- [Aim] In the following material, identify every line holding the string "JSON" and return it.

— Start Available data —

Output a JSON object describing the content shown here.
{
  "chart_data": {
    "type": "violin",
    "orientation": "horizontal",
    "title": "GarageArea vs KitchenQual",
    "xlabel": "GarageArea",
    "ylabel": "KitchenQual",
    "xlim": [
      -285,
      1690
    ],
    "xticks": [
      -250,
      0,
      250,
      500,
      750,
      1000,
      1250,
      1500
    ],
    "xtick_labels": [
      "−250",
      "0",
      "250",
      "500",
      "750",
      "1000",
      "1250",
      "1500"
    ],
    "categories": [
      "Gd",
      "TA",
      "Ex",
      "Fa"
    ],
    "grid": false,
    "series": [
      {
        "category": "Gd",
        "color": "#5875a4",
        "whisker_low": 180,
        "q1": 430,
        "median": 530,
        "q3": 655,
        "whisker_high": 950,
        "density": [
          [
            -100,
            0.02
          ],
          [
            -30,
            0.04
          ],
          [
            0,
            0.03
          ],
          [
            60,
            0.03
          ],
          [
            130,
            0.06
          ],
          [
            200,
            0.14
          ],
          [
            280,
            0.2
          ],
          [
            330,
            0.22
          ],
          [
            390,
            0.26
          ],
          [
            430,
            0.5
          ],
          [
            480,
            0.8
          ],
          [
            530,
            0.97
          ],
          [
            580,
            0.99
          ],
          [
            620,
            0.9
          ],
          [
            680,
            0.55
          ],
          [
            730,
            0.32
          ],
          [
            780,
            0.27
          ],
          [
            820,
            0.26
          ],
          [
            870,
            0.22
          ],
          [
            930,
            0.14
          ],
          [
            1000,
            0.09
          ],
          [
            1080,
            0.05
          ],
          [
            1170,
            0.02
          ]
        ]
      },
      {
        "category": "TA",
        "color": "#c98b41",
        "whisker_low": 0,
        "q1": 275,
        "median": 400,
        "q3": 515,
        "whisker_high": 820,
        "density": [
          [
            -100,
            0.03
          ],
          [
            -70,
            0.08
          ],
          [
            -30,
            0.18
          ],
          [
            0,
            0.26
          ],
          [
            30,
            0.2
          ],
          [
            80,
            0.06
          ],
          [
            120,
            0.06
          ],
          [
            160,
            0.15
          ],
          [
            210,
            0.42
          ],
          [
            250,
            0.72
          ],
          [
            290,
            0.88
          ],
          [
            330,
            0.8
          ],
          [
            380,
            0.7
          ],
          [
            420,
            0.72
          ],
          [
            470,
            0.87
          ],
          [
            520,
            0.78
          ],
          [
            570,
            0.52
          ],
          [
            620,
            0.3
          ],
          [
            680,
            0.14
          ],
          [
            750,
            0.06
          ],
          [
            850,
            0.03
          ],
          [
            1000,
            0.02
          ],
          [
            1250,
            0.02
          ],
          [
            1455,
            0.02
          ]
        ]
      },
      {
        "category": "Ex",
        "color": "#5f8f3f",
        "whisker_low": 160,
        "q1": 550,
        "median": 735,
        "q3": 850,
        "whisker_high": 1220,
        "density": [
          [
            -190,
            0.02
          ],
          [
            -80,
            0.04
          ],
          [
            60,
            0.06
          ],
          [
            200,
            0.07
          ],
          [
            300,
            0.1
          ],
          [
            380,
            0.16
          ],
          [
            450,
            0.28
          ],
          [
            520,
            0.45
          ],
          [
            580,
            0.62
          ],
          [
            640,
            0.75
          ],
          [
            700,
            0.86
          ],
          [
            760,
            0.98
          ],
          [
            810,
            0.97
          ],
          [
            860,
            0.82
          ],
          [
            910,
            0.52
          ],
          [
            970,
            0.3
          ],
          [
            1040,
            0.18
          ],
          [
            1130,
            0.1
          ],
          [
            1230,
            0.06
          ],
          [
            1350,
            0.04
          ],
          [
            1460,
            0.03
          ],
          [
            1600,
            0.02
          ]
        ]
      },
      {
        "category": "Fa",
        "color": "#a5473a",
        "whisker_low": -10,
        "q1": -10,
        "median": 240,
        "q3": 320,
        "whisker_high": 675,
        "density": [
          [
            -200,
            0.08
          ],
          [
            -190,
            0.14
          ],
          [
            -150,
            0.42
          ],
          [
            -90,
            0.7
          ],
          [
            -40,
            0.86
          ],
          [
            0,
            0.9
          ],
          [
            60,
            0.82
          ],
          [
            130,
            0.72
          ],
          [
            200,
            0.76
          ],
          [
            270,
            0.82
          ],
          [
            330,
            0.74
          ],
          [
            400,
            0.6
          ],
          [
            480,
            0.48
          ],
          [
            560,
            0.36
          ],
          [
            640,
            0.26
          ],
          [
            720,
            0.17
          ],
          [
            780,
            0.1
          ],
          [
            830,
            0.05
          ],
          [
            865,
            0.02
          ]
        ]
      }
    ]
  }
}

— End Available data —
— Start Available data —

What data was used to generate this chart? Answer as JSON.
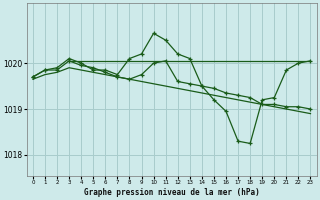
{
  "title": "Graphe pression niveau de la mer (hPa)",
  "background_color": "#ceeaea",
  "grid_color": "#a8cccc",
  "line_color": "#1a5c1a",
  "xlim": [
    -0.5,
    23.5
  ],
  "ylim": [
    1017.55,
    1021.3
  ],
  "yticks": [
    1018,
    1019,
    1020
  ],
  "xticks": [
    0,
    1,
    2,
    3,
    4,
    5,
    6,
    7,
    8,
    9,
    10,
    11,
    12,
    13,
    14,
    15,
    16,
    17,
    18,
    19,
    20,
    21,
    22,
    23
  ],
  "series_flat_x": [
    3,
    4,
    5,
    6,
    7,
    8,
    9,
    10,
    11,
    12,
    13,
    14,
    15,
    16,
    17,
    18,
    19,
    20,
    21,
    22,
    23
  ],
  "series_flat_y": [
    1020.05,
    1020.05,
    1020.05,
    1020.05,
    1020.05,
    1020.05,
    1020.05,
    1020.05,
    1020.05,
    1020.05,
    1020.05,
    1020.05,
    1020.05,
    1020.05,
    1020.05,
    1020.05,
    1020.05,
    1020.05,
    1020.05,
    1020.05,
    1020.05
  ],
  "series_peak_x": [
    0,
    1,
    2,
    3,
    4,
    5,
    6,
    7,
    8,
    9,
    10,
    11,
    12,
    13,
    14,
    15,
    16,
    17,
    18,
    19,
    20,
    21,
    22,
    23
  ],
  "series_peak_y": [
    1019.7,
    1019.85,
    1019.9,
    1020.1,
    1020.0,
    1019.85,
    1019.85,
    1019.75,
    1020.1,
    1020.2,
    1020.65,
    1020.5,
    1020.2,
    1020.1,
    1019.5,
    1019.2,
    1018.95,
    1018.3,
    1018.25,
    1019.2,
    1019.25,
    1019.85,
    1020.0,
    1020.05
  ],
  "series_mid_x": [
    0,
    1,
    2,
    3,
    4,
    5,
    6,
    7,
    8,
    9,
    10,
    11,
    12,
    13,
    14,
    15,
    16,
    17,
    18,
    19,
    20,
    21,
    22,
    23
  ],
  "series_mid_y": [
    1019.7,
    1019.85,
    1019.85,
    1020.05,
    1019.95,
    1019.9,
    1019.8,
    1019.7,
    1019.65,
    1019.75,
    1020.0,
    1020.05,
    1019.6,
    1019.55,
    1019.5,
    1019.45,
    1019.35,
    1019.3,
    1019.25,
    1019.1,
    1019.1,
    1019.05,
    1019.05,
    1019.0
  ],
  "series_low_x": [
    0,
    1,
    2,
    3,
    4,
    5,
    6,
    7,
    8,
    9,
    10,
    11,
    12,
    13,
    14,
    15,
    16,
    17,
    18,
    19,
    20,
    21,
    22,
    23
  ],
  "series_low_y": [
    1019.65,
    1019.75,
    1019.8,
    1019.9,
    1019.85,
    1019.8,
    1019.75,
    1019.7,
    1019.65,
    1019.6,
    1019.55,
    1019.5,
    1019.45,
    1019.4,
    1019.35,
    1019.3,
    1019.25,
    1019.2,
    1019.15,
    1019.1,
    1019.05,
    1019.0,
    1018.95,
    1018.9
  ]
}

— End Available data —

- [Response to the exercise]
Output a JSON object describing the content shown here.
What data was used to generate this chart? Answer as JSON.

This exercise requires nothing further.